→ RECORDS SUPPLIED:
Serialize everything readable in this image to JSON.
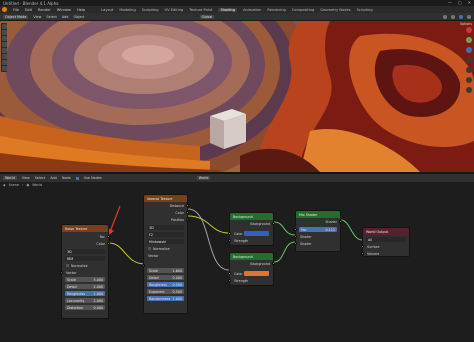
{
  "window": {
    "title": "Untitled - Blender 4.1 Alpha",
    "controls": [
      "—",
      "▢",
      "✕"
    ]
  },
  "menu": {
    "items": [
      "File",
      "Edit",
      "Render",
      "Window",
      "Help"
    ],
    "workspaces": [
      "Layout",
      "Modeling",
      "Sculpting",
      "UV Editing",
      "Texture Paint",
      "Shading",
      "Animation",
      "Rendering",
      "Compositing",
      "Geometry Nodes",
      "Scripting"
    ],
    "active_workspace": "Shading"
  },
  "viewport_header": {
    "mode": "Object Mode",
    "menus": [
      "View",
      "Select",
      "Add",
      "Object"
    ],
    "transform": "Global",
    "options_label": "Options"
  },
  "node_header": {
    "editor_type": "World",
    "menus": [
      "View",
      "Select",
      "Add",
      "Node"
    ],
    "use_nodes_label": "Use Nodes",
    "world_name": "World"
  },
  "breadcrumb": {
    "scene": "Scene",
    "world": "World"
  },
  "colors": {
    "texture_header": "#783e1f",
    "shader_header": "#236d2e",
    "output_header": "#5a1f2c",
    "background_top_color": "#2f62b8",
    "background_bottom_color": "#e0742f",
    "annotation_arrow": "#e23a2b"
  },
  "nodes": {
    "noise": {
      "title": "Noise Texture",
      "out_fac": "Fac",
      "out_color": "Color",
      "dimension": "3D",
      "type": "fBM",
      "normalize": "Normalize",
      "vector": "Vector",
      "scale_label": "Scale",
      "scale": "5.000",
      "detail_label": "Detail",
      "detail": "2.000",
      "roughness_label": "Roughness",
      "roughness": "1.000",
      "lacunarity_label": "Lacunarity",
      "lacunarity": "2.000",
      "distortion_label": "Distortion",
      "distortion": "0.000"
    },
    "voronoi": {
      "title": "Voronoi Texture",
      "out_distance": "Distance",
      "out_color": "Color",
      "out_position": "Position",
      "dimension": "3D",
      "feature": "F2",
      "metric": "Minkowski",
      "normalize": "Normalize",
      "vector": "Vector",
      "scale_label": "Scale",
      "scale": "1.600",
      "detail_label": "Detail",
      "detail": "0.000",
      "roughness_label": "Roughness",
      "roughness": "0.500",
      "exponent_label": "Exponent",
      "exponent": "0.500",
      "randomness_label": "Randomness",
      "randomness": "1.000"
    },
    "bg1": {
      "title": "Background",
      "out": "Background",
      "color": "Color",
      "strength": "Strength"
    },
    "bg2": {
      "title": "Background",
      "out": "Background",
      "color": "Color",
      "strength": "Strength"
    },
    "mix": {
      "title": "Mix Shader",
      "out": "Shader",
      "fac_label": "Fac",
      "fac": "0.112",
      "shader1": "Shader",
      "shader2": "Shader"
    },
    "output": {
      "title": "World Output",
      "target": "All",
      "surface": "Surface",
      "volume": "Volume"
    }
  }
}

→ EXERCISE REQUIREMENTS: Of all the lines in the listing above, how many contain the word "World"? Answer with the number alone.

→ OUTPUT OF THE TASK: 4